[Stored items]
#####
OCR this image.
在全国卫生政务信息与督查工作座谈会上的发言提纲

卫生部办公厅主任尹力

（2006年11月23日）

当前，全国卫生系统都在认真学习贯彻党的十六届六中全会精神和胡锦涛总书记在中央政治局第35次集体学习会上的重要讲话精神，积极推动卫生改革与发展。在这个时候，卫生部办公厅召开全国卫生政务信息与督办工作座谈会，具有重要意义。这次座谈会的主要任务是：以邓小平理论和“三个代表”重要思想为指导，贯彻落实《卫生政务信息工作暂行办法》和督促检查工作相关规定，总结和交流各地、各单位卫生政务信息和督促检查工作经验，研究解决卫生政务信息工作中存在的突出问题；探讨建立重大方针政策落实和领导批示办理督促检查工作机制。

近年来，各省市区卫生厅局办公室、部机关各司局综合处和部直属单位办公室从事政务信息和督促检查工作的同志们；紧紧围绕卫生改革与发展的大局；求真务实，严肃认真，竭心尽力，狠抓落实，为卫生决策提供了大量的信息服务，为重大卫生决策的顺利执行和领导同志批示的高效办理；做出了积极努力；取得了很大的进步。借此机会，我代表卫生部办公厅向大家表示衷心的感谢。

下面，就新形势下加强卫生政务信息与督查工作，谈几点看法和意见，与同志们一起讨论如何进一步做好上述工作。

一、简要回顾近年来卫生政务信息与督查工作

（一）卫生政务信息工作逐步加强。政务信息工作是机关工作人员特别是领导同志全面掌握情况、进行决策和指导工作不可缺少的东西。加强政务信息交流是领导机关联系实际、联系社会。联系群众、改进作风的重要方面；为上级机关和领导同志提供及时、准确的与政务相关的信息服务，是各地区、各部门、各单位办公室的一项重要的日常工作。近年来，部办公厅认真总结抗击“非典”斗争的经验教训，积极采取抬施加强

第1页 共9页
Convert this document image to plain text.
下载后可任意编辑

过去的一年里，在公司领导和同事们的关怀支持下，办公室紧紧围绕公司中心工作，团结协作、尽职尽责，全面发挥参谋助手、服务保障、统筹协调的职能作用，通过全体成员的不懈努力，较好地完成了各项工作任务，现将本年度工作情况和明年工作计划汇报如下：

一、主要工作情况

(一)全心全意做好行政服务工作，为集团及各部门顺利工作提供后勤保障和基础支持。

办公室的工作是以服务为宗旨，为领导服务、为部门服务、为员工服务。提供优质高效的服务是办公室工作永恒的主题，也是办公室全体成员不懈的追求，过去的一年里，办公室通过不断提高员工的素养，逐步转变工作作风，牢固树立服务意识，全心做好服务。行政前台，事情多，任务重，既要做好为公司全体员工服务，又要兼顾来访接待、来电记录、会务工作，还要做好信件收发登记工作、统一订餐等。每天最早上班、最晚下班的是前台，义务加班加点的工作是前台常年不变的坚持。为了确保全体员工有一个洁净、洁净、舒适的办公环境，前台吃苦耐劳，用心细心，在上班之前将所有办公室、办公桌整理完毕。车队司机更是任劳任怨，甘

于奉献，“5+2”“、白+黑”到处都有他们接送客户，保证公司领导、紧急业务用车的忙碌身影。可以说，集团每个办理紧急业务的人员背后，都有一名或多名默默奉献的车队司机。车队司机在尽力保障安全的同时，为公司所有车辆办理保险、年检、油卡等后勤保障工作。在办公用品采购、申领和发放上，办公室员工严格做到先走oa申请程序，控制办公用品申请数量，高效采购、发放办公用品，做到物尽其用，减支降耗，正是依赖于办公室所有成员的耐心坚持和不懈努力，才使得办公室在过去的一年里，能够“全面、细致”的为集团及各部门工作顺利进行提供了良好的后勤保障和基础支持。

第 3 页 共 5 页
#####
Exactly reproduce all of the entries above.

**Task result:**
OCR this image.
在全国卫生政务信息与督查工作座谈会上的发言提纲

卫生部办公厅主任尹力

（2006年11月23日）

当前，全国卫生系统都在认真学习贯彻党的十六届六中全会精神和胡锦涛总书记在中央政治局第35次集体学习会上的重要讲话精神，积极推动卫生改革与发展。在这个时候，卫生部办公厅召开全国卫生政务信息与督办工作座谈会，具有重要意义。这次座谈会的主要任务是：以邓小平理论和“三个代表”重要思想为指导，贯彻落实《卫生政务信息工作暂行办法》和督促检查工作相关规定，总结和交流各地、各单位卫生政务信息和督促检查工作经验，研究解决卫生政务信息工作中存在的突出问题；探讨建立重大方针政策落实和领导批示办理督促检查工作机制。

近年来，各省市区卫生厅局办公室、部机关各司局综合处和部直属单位办公室从事政务信息和督促检查工作的同志们；紧紧围绕卫生改革与发展的大局；求真务实，严肃认真，竭心尽力，狠抓落实，为卫生决策提供了大量的信息服务，为重大卫生决策的顺利执行和领导同志批示的高效办理；做出了积极努力；取得了很大的进步。借此机会，我代表卫生部办公厅向大家表示衷心的感谢。

下面，就新形势下加强卫生政务信息与督查工作，谈几点看法和意见，与同志们一起讨论如何进一步做好上述工作。

一、简要回顾近年来卫生政务信息与督查工作

（一）卫生政务信息工作逐步加强。政务信息工作是机关工作人员特别是领导同志全面掌握情况、进行决策和指导工作不可缺少的东西。加强政务信息交流是领导机关联系实际、联系社会。联系群众、改进作风的重要方面；为上级机关和领导同志提供及时、准确的与政务相关的信息服务，是各地区、各部门、各单位办公室的一项重要的日常工作。近年来，部办公厅认真总结抗击“非典”斗争的经验教训，积极采取抬施加强

第1页 共9页
Convert this document image to plain text.
下载后可任意编辑

过去的一年里，在公司领导和同事们的关怀支持下，办公室紧紧围绕公司中心工作，团结协作、尽职尽责，全面发挥参谋助手、服务保障、统筹协调的职能作用，通过全体成员的不懈努力，较好地完成了各项工作任务，现将本年度工作情况和明年工作计划汇报如下：

一、主要工作情况

(一)全心全意做好行政服务工作，为集团及各部门顺利工作提供后勤保障和基础支持。

办公室的工作是以服务为宗旨，为领导服务、为部门服务、为员工服务。提供优质高效的服务是办公室工作永恒的主题，也是办公室全体成员不懈的追求，过去的一年里，办公室通过不断提高员工的素养，逐步转变工作作风，牢固树立服务意识，全心做好服务。行政前台，事情多，任务重，既要做好为公司全体员工服务，又要兼顾来访接待、来电记录、会务工作，还要做好信件收发登记工作、统一订餐等。每天最早上班、最晚下班的是前台，义务加班加点的工作是前台常年不变的坚持。为了确保全体员工有一个洁净、洁净、舒适的办公环境，前台吃苦耐劳，用心细心，在上班之前将所有办公室、办公桌整理完毕。车队司机更是任劳任怨，甘

于奉献，“5+2”“、白+黑”到处都有他们接送客户，保证公司领导、紧急业务用车的忙碌身影。可以说，集团每个办理紧急业务的人员背后，都有一名或多名默默奉献的车队司机。车队司机在尽力保障安全的同时，为公司所有车辆办理保险、年检、油卡等后勤保障工作。在办公用品采购、申领和发放上，办公室员工严格做到先走oa申请程序，控制办公用品申请数量，高效采购、发放办公用品，做到物尽其用，减支降耗，正是依赖于办公室所有成员的耐心坚持和不懈努力，才使得办公室在过去的一年里，能够“全面、细致”的为集团及各部门工作顺利进行提供了良好的后勤保障和基础支持。

第 3 页 共 5 页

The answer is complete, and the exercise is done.